## Aim of the task:
Without the pictures, print each of the records below exactly as it appears.

[Items listed in a dataset]
┏━━

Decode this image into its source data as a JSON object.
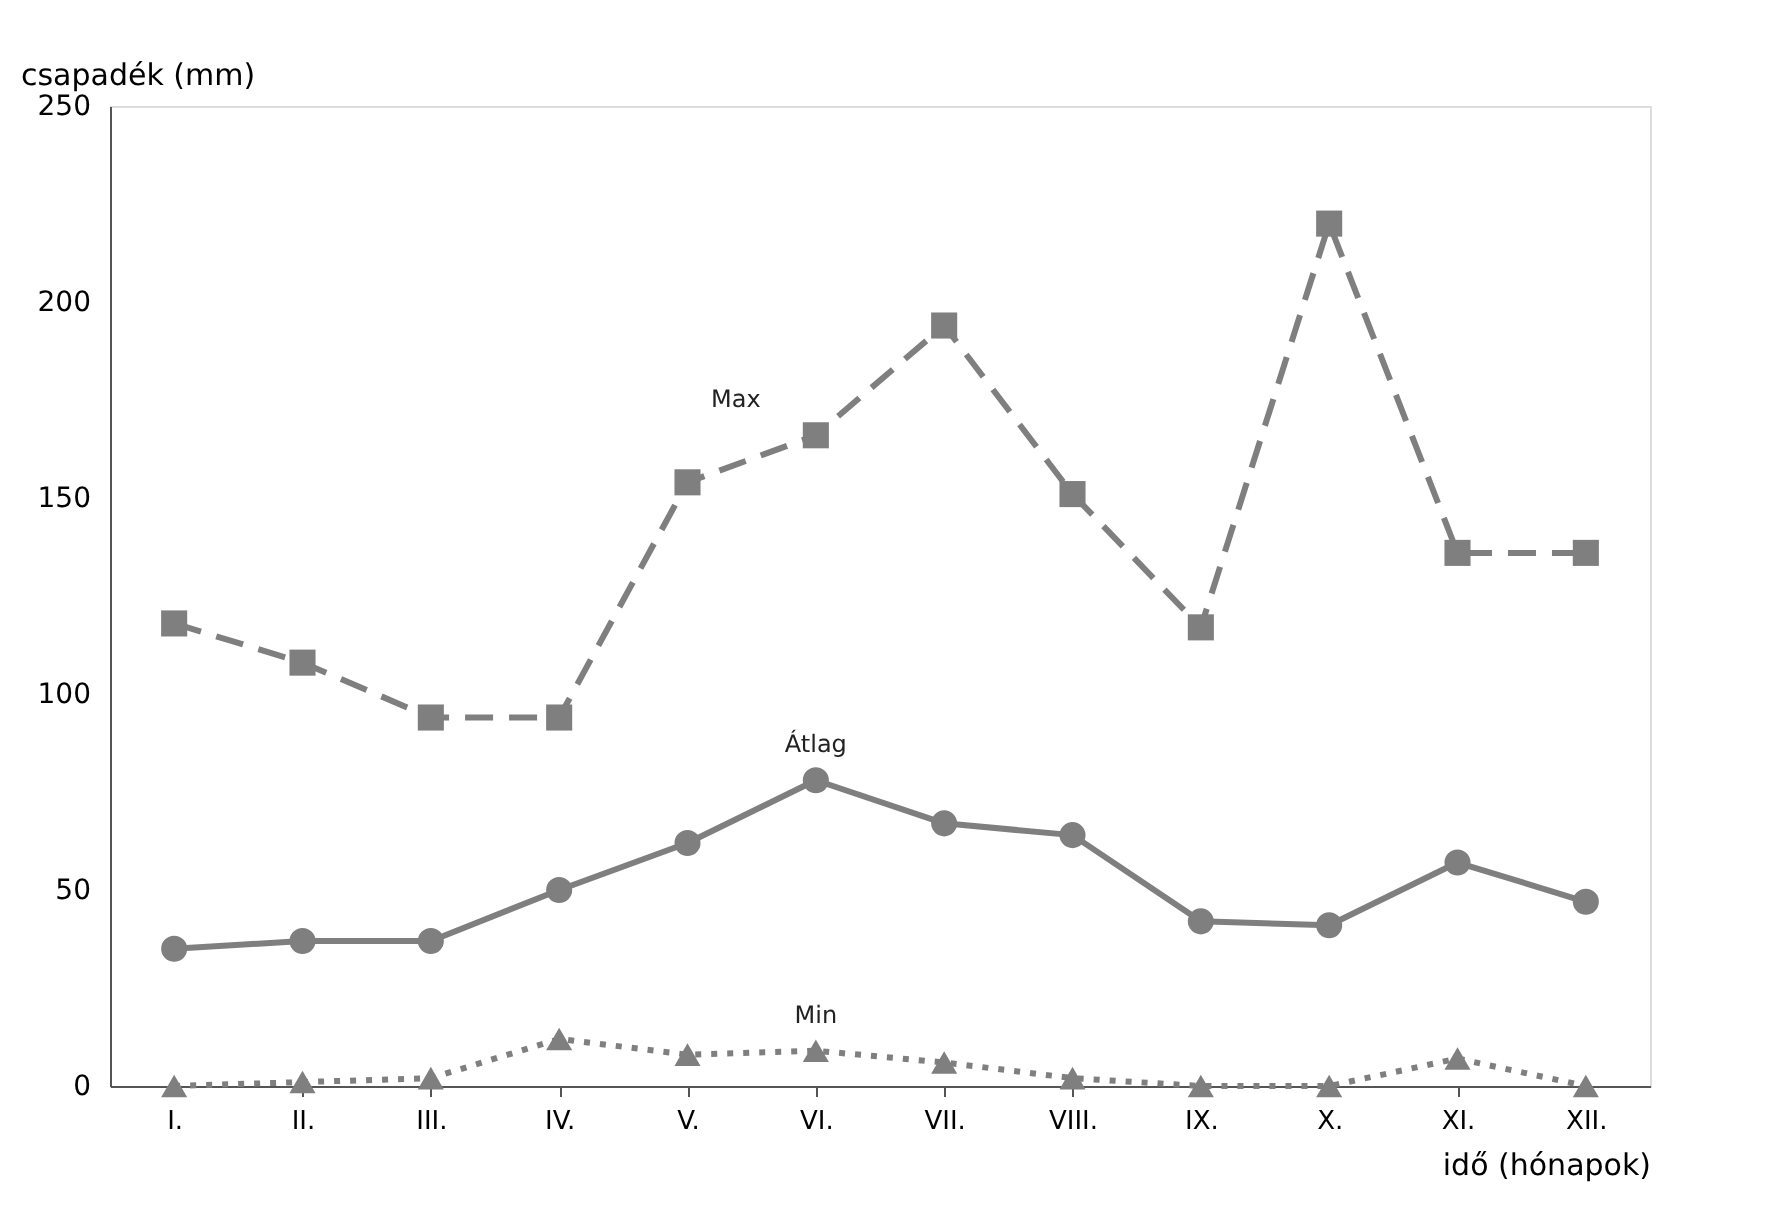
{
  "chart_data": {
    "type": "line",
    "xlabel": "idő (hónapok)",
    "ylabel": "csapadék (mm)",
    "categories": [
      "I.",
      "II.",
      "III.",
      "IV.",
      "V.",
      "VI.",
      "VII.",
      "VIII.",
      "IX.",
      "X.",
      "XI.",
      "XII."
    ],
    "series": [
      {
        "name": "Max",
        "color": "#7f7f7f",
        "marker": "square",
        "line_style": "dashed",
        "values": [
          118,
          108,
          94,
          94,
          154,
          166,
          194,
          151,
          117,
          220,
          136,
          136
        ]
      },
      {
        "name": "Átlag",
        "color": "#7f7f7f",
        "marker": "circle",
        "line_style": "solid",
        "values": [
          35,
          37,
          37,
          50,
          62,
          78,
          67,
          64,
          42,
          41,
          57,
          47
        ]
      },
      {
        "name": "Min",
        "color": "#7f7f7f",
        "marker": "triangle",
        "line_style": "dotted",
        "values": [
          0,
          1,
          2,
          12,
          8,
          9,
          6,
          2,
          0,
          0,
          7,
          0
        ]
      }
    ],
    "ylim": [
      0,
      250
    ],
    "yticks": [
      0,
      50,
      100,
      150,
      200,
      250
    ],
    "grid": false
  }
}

┗━━

## Solved problem:
Decode this image into its source data as a JSON object.
{
  "chart_data": {
    "type": "line",
    "xlabel": "idő (hónapok)",
    "ylabel": "csapadék (mm)",
    "categories": [
      "I.",
      "II.",
      "III.",
      "IV.",
      "V.",
      "VI.",
      "VII.",
      "VIII.",
      "IX.",
      "X.",
      "XI.",
      "XII."
    ],
    "series": [
      {
        "name": "Max",
        "color": "#7f7f7f",
        "marker": "square",
        "line_style": "dashed",
        "values": [
          118,
          108,
          94,
          94,
          154,
          166,
          194,
          151,
          117,
          220,
          136,
          136
        ]
      },
      {
        "name": "Átlag",
        "color": "#7f7f7f",
        "marker": "circle",
        "line_style": "solid",
        "values": [
          35,
          37,
          37,
          50,
          62,
          78,
          67,
          64,
          42,
          41,
          57,
          47
        ]
      },
      {
        "name": "Min",
        "color": "#7f7f7f",
        "marker": "triangle",
        "line_style": "dotted",
        "values": [
          0,
          1,
          2,
          12,
          8,
          9,
          6,
          2,
          0,
          0,
          7,
          0
        ]
      }
    ],
    "ylim": [
      0,
      250
    ],
    "yticks": [
      0,
      50,
      100,
      150,
      200,
      250
    ],
    "grid": false
  }
}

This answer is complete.